* _AIM_:
Reproduce all entries word for word.

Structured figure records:
▽
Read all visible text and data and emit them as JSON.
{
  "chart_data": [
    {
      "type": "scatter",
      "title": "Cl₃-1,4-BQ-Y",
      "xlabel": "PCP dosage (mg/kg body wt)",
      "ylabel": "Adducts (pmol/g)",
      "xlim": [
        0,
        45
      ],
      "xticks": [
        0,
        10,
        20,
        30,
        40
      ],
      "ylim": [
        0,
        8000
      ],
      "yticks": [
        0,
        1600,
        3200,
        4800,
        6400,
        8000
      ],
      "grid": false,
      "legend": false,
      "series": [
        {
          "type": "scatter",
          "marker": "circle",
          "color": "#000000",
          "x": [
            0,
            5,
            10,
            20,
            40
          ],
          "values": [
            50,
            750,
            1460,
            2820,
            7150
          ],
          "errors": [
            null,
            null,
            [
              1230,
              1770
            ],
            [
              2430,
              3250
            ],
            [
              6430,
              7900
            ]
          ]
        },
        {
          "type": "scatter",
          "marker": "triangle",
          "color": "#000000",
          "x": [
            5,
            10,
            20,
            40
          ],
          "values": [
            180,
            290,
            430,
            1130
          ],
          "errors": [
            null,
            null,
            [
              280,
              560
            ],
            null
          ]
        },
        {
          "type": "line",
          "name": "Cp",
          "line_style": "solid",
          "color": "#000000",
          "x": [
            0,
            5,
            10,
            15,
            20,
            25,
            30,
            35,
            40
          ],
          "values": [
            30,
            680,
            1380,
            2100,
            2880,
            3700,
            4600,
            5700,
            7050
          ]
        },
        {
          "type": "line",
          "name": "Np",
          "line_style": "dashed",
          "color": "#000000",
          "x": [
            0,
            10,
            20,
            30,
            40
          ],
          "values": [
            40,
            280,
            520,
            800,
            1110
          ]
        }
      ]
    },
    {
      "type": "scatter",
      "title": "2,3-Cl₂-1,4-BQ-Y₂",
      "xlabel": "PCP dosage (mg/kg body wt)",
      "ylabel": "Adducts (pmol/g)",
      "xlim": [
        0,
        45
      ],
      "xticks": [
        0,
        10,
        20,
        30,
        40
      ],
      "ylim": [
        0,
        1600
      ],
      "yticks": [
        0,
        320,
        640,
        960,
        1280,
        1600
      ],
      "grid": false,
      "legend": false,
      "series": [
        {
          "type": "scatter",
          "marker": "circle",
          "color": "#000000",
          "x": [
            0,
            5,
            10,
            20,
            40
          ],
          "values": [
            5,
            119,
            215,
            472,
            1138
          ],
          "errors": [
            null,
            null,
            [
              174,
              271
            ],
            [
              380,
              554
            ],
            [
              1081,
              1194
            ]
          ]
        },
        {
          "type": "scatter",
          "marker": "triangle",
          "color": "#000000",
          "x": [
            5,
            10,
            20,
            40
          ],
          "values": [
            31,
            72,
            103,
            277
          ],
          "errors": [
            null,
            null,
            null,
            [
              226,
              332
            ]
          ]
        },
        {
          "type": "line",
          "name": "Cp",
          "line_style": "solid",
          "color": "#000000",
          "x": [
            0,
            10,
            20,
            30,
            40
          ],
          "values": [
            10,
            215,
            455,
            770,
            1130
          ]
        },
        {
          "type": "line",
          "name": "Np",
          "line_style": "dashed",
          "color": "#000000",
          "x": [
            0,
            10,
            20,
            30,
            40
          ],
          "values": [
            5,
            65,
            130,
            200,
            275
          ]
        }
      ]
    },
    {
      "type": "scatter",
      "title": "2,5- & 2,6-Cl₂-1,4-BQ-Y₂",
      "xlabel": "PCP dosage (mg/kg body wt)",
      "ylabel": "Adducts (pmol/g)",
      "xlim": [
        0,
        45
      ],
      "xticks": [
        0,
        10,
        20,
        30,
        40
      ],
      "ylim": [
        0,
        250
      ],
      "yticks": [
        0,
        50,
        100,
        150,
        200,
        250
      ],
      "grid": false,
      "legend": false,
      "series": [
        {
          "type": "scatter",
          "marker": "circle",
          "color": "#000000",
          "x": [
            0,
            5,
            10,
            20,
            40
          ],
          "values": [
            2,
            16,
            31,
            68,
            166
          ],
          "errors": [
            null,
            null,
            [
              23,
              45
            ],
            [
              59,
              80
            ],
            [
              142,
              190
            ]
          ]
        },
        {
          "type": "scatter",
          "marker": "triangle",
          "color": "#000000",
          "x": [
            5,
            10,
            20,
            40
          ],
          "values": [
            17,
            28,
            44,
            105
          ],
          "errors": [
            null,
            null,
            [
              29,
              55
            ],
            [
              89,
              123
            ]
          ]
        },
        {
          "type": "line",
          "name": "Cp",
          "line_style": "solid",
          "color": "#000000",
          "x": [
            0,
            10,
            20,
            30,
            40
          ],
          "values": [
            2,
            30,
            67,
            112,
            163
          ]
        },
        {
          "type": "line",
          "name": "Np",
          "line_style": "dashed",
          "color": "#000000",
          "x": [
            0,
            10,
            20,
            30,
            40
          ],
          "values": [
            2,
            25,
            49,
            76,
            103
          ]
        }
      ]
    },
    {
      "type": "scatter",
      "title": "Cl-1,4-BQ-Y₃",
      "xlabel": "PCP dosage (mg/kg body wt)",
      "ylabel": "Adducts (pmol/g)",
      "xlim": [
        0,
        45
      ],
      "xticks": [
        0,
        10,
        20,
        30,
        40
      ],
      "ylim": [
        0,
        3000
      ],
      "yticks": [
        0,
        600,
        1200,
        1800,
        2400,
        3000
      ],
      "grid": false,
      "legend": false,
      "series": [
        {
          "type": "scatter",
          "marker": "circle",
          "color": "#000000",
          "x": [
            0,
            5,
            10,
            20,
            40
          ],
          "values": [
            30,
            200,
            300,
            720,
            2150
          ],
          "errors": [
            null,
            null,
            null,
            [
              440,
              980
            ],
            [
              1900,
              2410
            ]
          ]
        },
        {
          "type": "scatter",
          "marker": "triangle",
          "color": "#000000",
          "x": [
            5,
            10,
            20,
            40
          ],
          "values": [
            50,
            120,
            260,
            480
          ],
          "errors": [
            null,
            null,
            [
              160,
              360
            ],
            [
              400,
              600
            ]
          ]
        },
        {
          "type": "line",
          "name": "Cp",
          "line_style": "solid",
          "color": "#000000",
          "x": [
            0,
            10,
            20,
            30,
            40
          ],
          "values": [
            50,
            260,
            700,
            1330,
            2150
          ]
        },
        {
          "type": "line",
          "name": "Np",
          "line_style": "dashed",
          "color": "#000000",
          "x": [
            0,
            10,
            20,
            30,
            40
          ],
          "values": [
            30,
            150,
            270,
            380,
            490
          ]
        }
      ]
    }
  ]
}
△
* _RESULT_:
Read all visible text and data and emit them as JSON.
{
  "chart_data": [
    {
      "type": "scatter",
      "title": "Cl₃-1,4-BQ-Y",
      "xlabel": "PCP dosage (mg/kg body wt)",
      "ylabel": "Adducts (pmol/g)",
      "xlim": [
        0,
        45
      ],
      "xticks": [
        0,
        10,
        20,
        30,
        40
      ],
      "ylim": [
        0,
        8000
      ],
      "yticks": [
        0,
        1600,
        3200,
        4800,
        6400,
        8000
      ],
      "grid": false,
      "legend": false,
      "series": [
        {
          "type": "scatter",
          "marker": "circle",
          "color": "#000000",
          "x": [
            0,
            5,
            10,
            20,
            40
          ],
          "values": [
            50,
            750,
            1460,
            2820,
            7150
          ],
          "errors": [
            null,
            null,
            [
              1230,
              1770
            ],
            [
              2430,
              3250
            ],
            [
              6430,
              7900
            ]
          ]
        },
        {
          "type": "scatter",
          "marker": "triangle",
          "color": "#000000",
          "x": [
            5,
            10,
            20,
            40
          ],
          "values": [
            180,
            290,
            430,
            1130
          ],
          "errors": [
            null,
            null,
            [
              280,
              560
            ],
            null
          ]
        },
        {
          "type": "line",
          "name": "Cp",
          "line_style": "solid",
          "color": "#000000",
          "x": [
            0,
            5,
            10,
            15,
            20,
            25,
            30,
            35,
            40
          ],
          "values": [
            30,
            680,
            1380,
            2100,
            2880,
            3700,
            4600,
            5700,
            7050
          ]
        },
        {
          "type": "line",
          "name": "Np",
          "line_style": "dashed",
          "color": "#000000",
          "x": [
            0,
            10,
            20,
            30,
            40
          ],
          "values": [
            40,
            280,
            520,
            800,
            1110
          ]
        }
      ]
    },
    {
      "type": "scatter",
      "title": "2,3-Cl₂-1,4-BQ-Y₂",
      "xlabel": "PCP dosage (mg/kg body wt)",
      "ylabel": "Adducts (pmol/g)",
      "xlim": [
        0,
        45
      ],
      "xticks": [
        0,
        10,
        20,
        30,
        40
      ],
      "ylim": [
        0,
        1600
      ],
      "yticks": [
        0,
        320,
        640,
        960,
        1280,
        1600
      ],
      "grid": false,
      "legend": false,
      "series": [
        {
          "type": "scatter",
          "marker": "circle",
          "color": "#000000",
          "x": [
            0,
            5,
            10,
            20,
            40
          ],
          "values": [
            5,
            119,
            215,
            472,
            1138
          ],
          "errors": [
            null,
            null,
            [
              174,
              271
            ],
            [
              380,
              554
            ],
            [
              1081,
              1194
            ]
          ]
        },
        {
          "type": "scatter",
          "marker": "triangle",
          "color": "#000000",
          "x": [
            5,
            10,
            20,
            40
          ],
          "values": [
            31,
            72,
            103,
            277
          ],
          "errors": [
            null,
            null,
            null,
            [
              226,
              332
            ]
          ]
        },
        {
          "type": "line",
          "name": "Cp",
          "line_style": "solid",
          "color": "#000000",
          "x": [
            0,
            10,
            20,
            30,
            40
          ],
          "values": [
            10,
            215,
            455,
            770,
            1130
          ]
        },
        {
          "type": "line",
          "name": "Np",
          "line_style": "dashed",
          "color": "#000000",
          "x": [
            0,
            10,
            20,
            30,
            40
          ],
          "values": [
            5,
            65,
            130,
            200,
            275
          ]
        }
      ]
    },
    {
      "type": "scatter",
      "title": "2,5- & 2,6-Cl₂-1,4-BQ-Y₂",
      "xlabel": "PCP dosage (mg/kg body wt)",
      "ylabel": "Adducts (pmol/g)",
      "xlim": [
        0,
        45
      ],
      "xticks": [
        0,
        10,
        20,
        30,
        40
      ],
      "ylim": [
        0,
        250
      ],
      "yticks": [
        0,
        50,
        100,
        150,
        200,
        250
      ],
      "grid": false,
      "legend": false,
      "series": [
        {
          "type": "scatter",
          "marker": "circle",
          "color": "#000000",
          "x": [
            0,
            5,
            10,
            20,
            40
          ],
          "values": [
            2,
            16,
            31,
            68,
            166
          ],
          "errors": [
            null,
            null,
            [
              23,
              45
            ],
            [
              59,
              80
            ],
            [
              142,
              190
            ]
          ]
        },
        {
          "type": "scatter",
          "marker": "triangle",
          "color": "#000000",
          "x": [
            5,
            10,
            20,
            40
          ],
          "values": [
            17,
            28,
            44,
            105
          ],
          "errors": [
            null,
            null,
            [
              29,
              55
            ],
            [
              89,
              123
            ]
          ]
        },
        {
          "type": "line",
          "name": "Cp",
          "line_style": "solid",
          "color": "#000000",
          "x": [
            0,
            10,
            20,
            30,
            40
          ],
          "values": [
            2,
            30,
            67,
            112,
            163
          ]
        },
        {
          "type": "line",
          "name": "Np",
          "line_style": "dashed",
          "color": "#000000",
          "x": [
            0,
            10,
            20,
            30,
            40
          ],
          "values": [
            2,
            25,
            49,
            76,
            103
          ]
        }
      ]
    },
    {
      "type": "scatter",
      "title": "Cl-1,4-BQ-Y₃",
      "xlabel": "PCP dosage (mg/kg body wt)",
      "ylabel": "Adducts (pmol/g)",
      "xlim": [
        0,
        45
      ],
      "xticks": [
        0,
        10,
        20,
        30,
        40
      ],
      "ylim": [
        0,
        3000
      ],
      "yticks": [
        0,
        600,
        1200,
        1800,
        2400,
        3000
      ],
      "grid": false,
      "legend": false,
      "series": [
        {
          "type": "scatter",
          "marker": "circle",
          "color": "#000000",
          "x": [
            0,
            5,
            10,
            20,
            40
          ],
          "values": [
            30,
            200,
            300,
            720,
            2150
          ],
          "errors": [
            null,
            null,
            null,
            [
              440,
              980
            ],
            [
              1900,
              2410
            ]
          ]
        },
        {
          "type": "scatter",
          "marker": "triangle",
          "color": "#000000",
          "x": [
            5,
            10,
            20,
            40
          ],
          "values": [
            50,
            120,
            260,
            480
          ],
          "errors": [
            null,
            null,
            [
              160,
              360
            ],
            [
              400,
              600
            ]
          ]
        },
        {
          "type": "line",
          "name": "Cp",
          "line_style": "solid",
          "color": "#000000",
          "x": [
            0,
            10,
            20,
            30,
            40
          ],
          "values": [
            50,
            260,
            700,
            1330,
            2150
          ]
        },
        {
          "type": "line",
          "name": "Np",
          "line_style": "dashed",
          "color": "#000000",
          "x": [
            0,
            10,
            20,
            30,
            40
          ],
          "values": [
            30,
            150,
            270,
            380,
            490
          ]
        }
      ]
    }
  ]
}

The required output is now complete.